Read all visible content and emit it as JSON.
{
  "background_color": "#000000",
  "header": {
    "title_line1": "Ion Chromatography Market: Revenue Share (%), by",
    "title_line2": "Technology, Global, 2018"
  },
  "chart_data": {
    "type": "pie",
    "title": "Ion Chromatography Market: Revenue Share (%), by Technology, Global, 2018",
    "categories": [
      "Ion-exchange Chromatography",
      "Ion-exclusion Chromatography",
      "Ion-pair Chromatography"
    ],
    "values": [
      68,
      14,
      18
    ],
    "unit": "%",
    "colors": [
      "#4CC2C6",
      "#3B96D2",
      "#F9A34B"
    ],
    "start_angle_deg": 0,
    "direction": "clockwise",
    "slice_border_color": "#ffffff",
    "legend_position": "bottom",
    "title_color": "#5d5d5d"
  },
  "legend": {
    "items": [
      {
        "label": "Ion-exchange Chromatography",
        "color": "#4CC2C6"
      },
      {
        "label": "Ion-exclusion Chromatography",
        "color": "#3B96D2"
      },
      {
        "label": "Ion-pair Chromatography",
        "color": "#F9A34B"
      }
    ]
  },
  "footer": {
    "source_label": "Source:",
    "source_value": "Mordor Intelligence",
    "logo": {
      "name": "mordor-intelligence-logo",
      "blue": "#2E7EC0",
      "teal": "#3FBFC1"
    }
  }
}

#### Stated goal:
Lines from the records above that hold "pair" are the ones to list.

#### Finished answer:
      "Ion-pair Chromatography"
        "label": "Ion-pair Chromatography",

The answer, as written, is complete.